■ **EXTRACTED ENTRIES**:
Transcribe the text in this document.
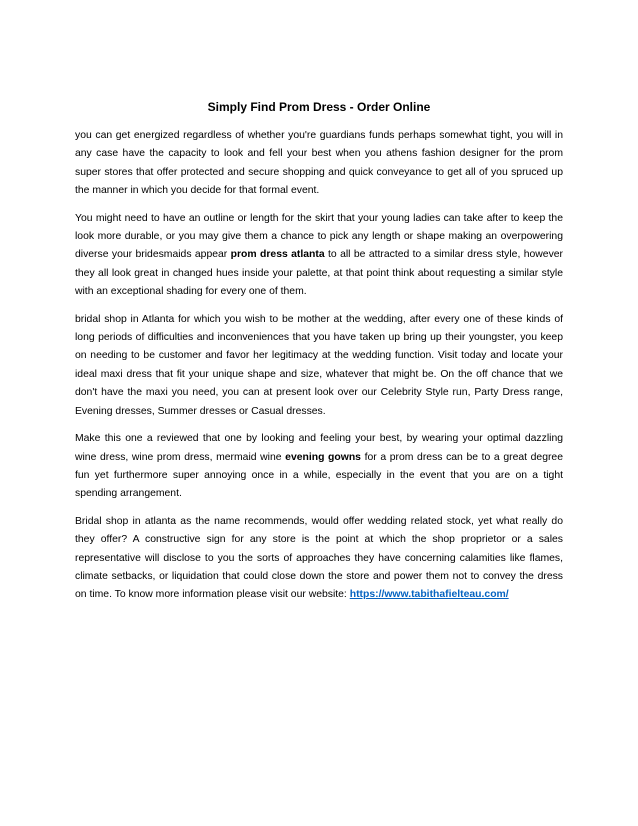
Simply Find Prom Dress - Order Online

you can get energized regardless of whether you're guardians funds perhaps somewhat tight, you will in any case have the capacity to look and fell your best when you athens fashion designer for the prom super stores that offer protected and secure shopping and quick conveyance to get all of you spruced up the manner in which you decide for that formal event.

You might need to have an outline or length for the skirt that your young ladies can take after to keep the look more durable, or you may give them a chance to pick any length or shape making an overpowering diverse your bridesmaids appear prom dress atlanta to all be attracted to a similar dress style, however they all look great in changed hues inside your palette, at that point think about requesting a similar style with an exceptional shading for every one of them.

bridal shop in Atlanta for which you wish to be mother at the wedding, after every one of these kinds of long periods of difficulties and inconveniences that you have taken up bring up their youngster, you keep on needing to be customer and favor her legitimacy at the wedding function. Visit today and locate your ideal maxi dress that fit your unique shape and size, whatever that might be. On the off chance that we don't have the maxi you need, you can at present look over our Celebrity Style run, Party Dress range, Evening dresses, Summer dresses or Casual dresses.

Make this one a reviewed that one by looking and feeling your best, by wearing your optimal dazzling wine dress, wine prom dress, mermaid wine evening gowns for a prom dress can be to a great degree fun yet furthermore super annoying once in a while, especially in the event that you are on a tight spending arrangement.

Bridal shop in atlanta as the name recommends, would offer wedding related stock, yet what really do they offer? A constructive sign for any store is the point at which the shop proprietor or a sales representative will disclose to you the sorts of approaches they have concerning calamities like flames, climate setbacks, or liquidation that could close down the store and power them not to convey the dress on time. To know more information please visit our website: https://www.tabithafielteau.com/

---

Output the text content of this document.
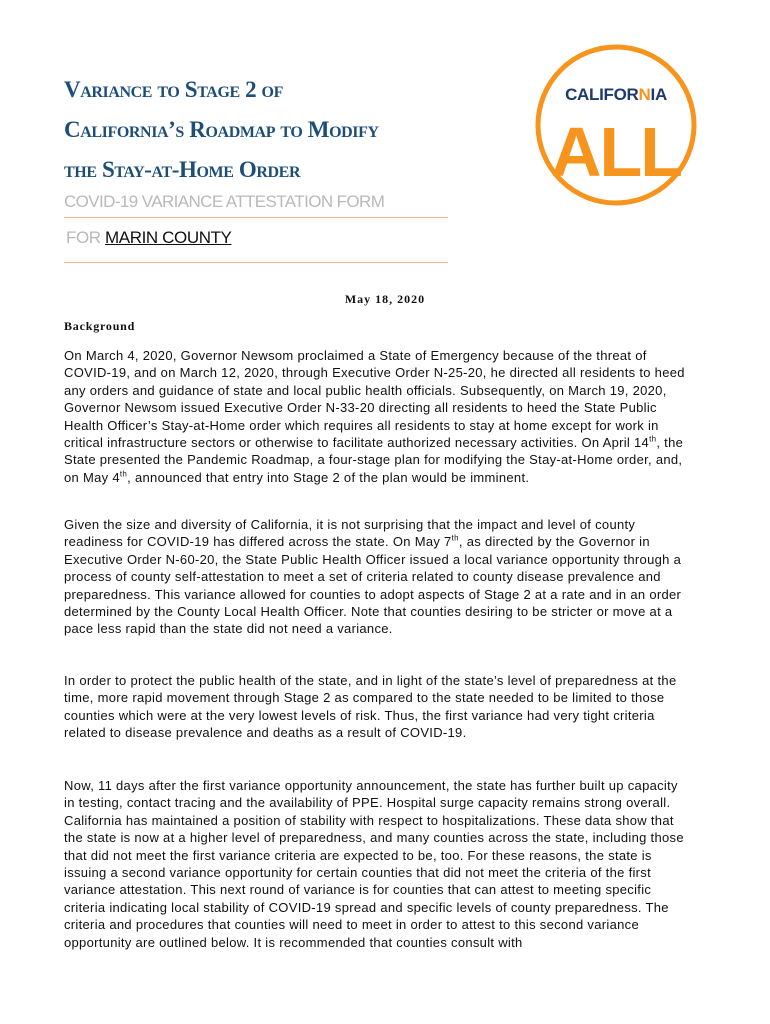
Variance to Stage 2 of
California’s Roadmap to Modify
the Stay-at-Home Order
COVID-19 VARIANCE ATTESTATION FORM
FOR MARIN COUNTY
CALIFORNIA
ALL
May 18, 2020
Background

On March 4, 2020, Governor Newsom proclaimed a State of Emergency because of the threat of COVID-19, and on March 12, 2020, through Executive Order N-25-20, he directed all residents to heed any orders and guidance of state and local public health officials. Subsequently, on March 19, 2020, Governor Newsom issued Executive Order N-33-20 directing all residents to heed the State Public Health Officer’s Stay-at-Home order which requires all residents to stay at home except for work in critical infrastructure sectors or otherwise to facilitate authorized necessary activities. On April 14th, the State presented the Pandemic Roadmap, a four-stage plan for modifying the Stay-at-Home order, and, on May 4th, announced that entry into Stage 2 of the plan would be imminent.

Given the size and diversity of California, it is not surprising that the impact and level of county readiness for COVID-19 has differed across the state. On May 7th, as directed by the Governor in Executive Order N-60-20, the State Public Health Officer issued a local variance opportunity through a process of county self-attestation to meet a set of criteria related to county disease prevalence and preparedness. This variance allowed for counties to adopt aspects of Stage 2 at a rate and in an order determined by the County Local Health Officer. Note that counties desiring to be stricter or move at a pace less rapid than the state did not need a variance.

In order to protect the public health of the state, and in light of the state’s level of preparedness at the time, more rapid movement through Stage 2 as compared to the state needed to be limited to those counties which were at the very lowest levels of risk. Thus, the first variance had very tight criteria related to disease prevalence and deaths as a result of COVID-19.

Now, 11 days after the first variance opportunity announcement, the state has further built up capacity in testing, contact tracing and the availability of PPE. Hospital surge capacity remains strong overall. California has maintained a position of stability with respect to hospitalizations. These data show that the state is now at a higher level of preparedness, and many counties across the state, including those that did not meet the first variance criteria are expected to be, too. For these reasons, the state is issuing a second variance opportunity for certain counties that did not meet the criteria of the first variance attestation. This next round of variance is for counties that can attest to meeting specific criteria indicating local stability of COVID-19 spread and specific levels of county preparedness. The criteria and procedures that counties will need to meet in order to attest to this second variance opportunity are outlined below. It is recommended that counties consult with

---

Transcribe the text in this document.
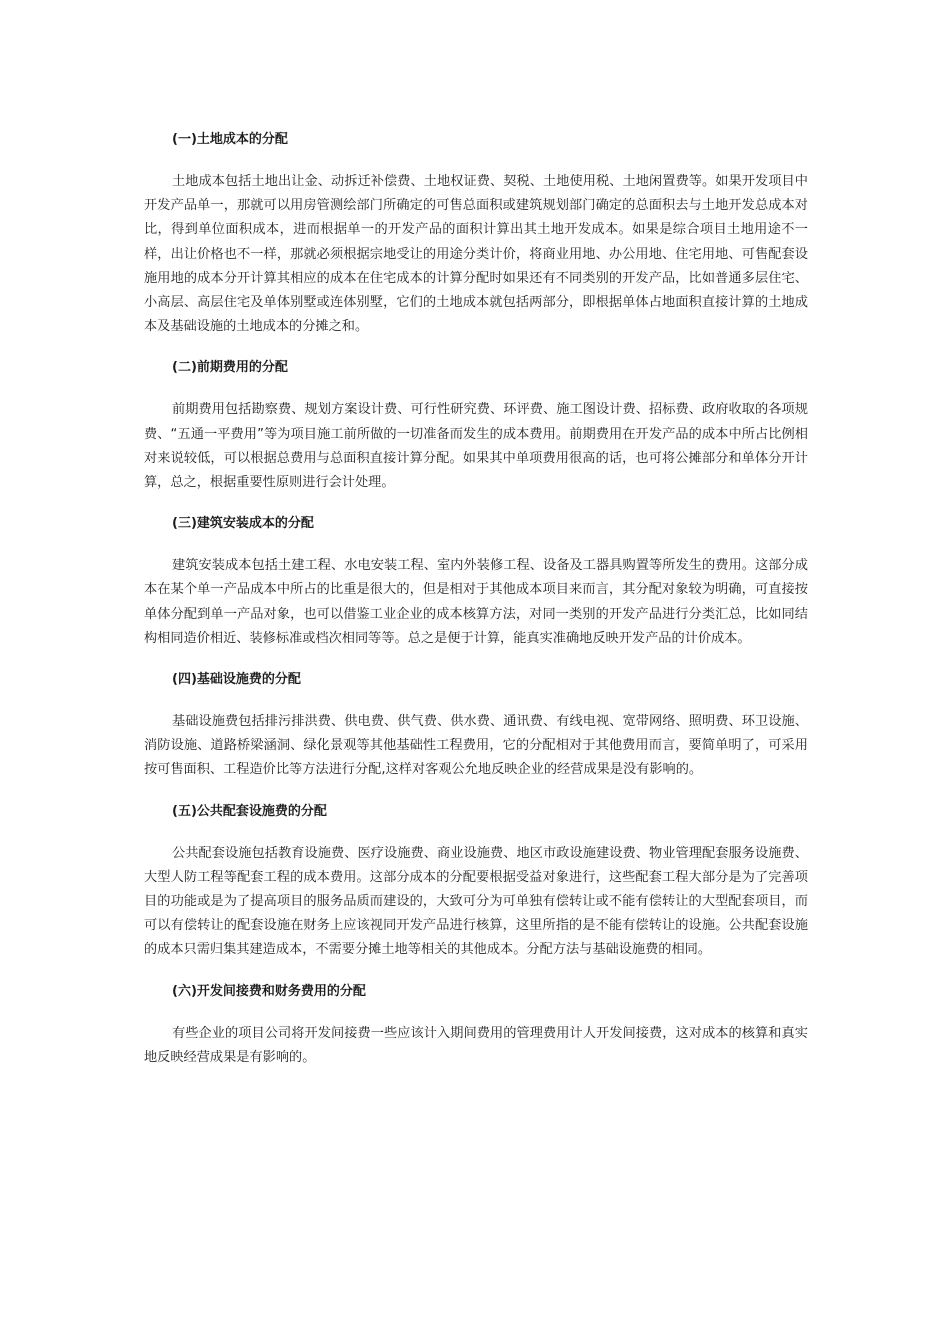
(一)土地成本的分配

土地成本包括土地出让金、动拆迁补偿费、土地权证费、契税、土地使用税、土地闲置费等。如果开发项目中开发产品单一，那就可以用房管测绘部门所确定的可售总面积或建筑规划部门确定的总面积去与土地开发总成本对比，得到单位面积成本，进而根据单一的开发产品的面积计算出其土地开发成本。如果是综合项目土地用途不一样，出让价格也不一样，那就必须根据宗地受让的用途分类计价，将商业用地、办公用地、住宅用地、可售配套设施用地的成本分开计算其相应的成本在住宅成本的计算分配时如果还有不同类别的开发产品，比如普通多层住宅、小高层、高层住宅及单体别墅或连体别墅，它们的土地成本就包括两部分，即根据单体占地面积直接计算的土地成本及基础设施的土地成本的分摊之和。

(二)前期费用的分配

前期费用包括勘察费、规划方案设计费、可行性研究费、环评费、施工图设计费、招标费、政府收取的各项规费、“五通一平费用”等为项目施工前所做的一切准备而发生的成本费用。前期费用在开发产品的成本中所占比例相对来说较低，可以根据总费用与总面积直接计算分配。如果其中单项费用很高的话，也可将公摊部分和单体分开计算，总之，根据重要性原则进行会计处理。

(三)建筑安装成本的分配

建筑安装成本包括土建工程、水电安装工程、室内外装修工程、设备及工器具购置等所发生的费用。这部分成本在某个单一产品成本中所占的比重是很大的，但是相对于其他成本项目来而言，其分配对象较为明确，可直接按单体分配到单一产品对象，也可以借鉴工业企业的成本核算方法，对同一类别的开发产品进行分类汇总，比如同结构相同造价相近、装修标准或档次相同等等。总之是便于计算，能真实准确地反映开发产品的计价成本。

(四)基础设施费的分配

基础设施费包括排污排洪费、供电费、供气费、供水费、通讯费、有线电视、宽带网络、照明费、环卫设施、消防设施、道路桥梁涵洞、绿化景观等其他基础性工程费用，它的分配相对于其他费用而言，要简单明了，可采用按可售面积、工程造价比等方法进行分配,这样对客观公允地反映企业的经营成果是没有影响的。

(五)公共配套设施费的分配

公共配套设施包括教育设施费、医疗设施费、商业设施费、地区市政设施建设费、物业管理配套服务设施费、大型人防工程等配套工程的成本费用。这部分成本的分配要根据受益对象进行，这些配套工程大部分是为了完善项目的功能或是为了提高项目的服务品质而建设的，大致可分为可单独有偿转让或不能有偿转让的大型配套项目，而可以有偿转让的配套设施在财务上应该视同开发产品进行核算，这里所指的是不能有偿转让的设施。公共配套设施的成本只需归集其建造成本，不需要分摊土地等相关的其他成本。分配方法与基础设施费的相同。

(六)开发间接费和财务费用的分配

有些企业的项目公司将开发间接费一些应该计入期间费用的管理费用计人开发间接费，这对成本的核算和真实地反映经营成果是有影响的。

■ **DESCRIPTION OF THE TASK**: Every line holding "disease" should be copied out.

■ **SOLUTION TO THIS TASK**:
Given the size and diversity of California, it is not surprising that the impact and level of county readiness for COVID-19 has differed across the state. On May 7th, as directed by the Governor in Executive Order N-60-20, the State Public Health Officer issued a local variance opportunity through a process of county self-attestation to meet a set of criteria related to county disease prevalence and preparedness. This variance allowed for counties to adopt aspects of Stage 2 at a rate and in an order determined by the County Local Health Officer. Note that counties desiring to be stricter or move at a pace less rapid than the state did not need a variance.
In order to protect the public health of the state, and in light of the state’s level of preparedness at the time, more rapid movement through Stage 2 as compared to the state needed to be limited to those counties which were at the very lowest levels of risk. Thus, the first variance had very tight criteria related to disease prevalence and deaths as a result of COVID-19.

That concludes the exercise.